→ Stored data
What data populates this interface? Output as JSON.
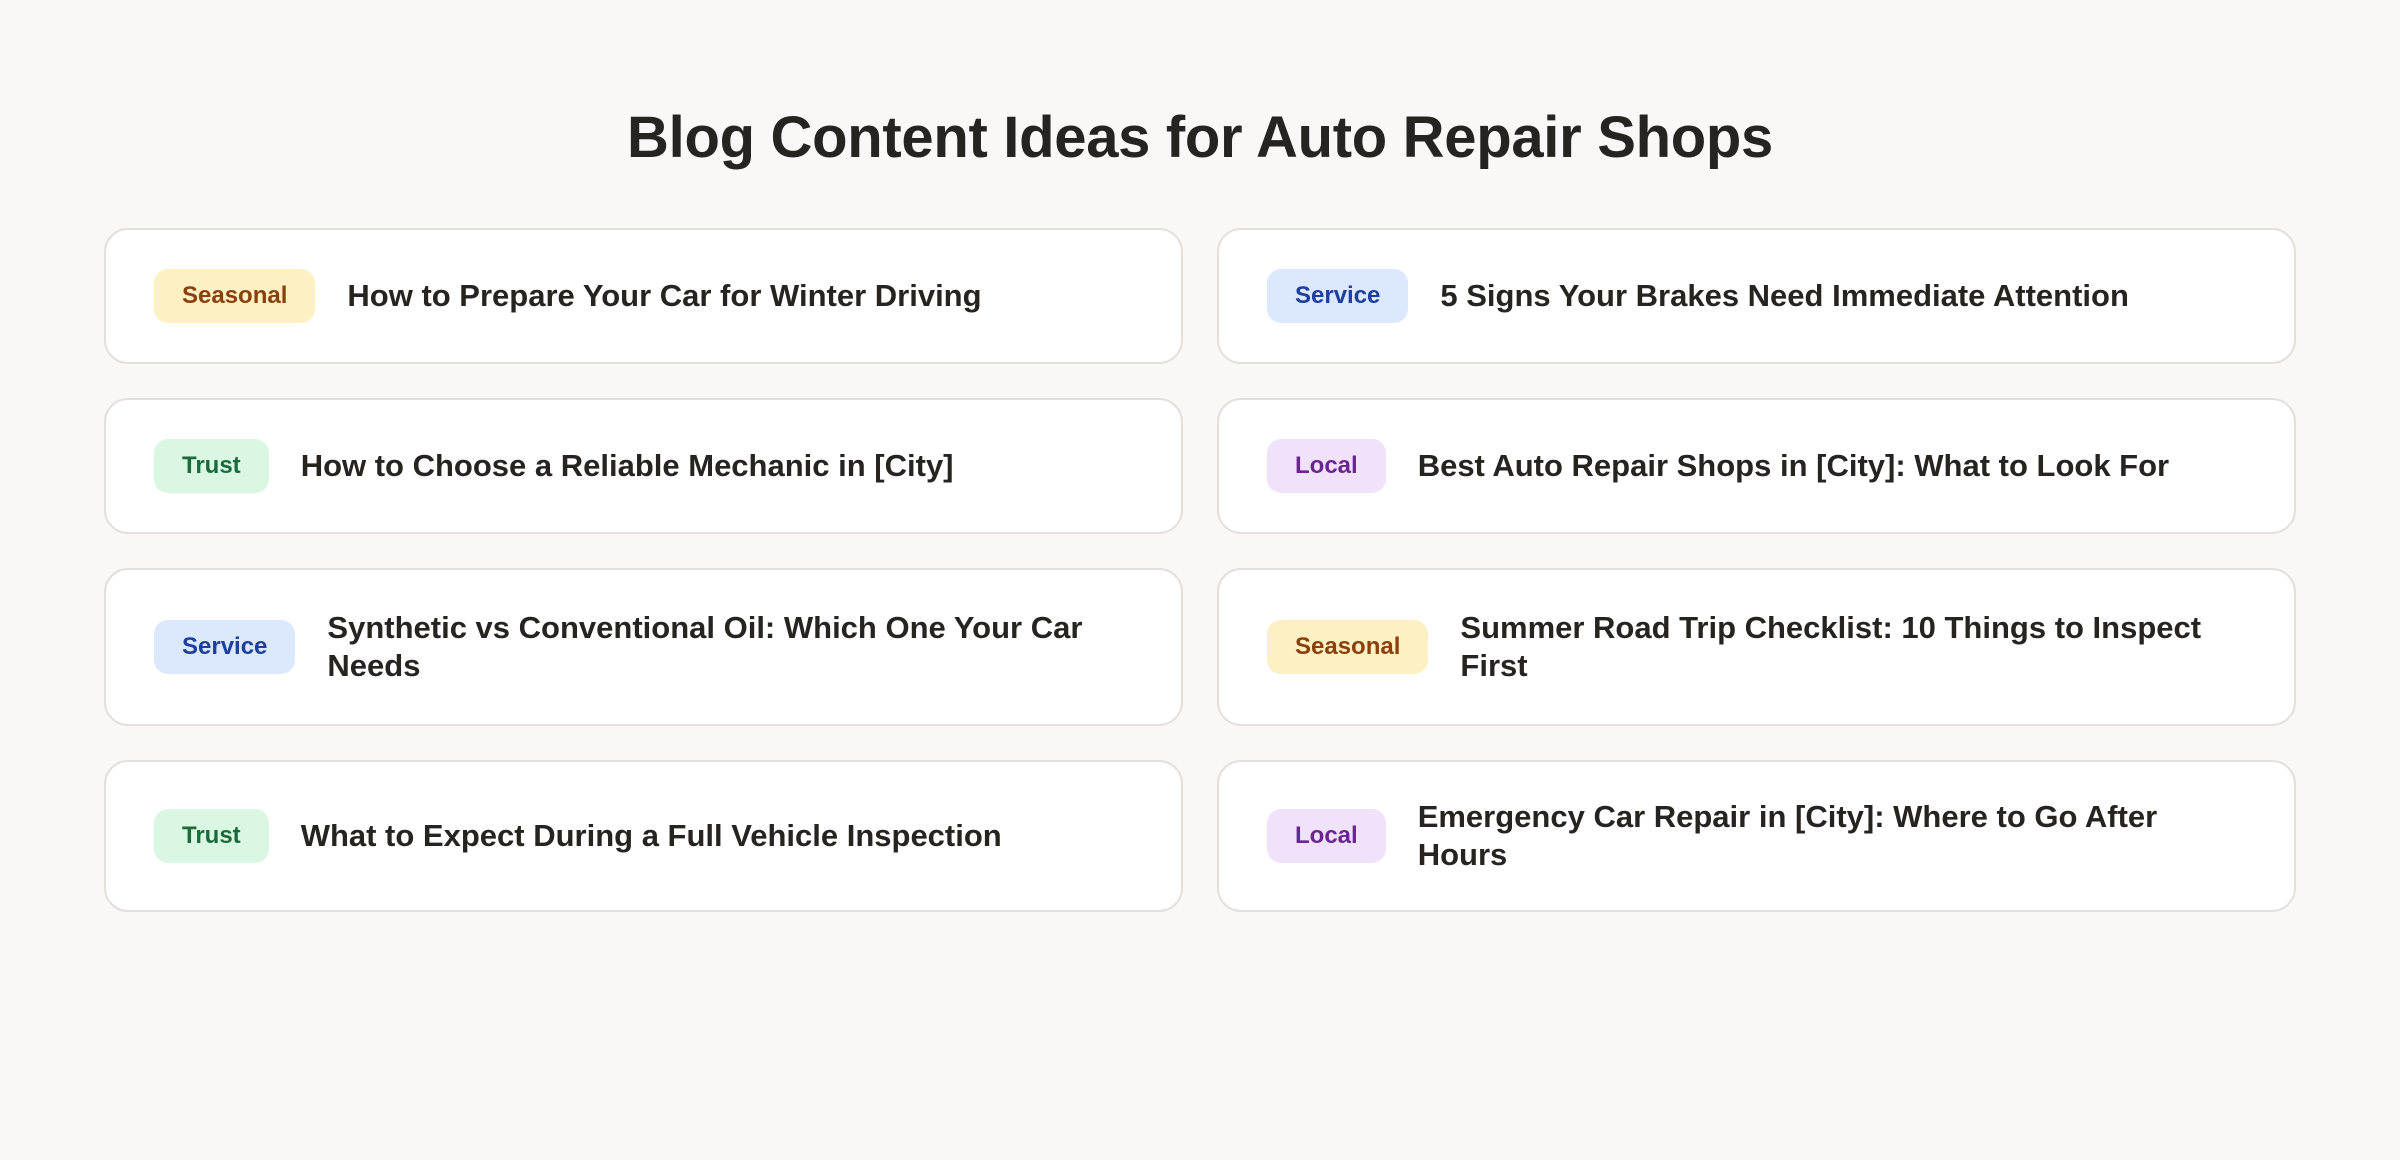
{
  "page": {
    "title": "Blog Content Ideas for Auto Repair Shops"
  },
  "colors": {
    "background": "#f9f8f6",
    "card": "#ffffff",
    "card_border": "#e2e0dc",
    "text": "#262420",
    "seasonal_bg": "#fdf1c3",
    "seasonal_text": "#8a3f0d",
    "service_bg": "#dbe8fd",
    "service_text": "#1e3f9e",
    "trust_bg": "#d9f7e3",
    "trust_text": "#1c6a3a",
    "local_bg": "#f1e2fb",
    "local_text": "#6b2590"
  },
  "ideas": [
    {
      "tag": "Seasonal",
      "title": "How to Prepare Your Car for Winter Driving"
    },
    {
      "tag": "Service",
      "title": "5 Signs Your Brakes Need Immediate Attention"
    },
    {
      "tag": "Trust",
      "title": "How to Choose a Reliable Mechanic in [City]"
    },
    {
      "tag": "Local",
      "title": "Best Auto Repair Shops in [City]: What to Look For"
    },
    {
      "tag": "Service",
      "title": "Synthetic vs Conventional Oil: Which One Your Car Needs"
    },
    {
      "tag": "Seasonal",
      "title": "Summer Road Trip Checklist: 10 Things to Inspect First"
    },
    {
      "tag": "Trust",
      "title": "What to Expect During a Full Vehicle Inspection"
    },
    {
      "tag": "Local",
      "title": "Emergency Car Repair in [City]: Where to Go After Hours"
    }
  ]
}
==
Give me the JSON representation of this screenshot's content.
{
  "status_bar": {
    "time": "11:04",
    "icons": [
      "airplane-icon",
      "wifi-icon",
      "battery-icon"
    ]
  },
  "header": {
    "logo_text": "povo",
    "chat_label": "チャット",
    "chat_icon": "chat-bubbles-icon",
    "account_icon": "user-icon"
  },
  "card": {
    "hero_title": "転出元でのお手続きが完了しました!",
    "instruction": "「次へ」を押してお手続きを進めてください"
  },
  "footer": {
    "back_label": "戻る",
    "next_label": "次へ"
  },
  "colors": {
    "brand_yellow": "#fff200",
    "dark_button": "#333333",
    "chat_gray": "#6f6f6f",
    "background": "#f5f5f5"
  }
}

→ DESCRIPTION OF THE TASK
Filter the entries down to the lines with the word "Auto" in them.

→ THE REPLY
    "title": "Blog Content Ideas for Auto Repair Shops"
      "title": "Best Auto Repair Shops in [City]: What to Look For"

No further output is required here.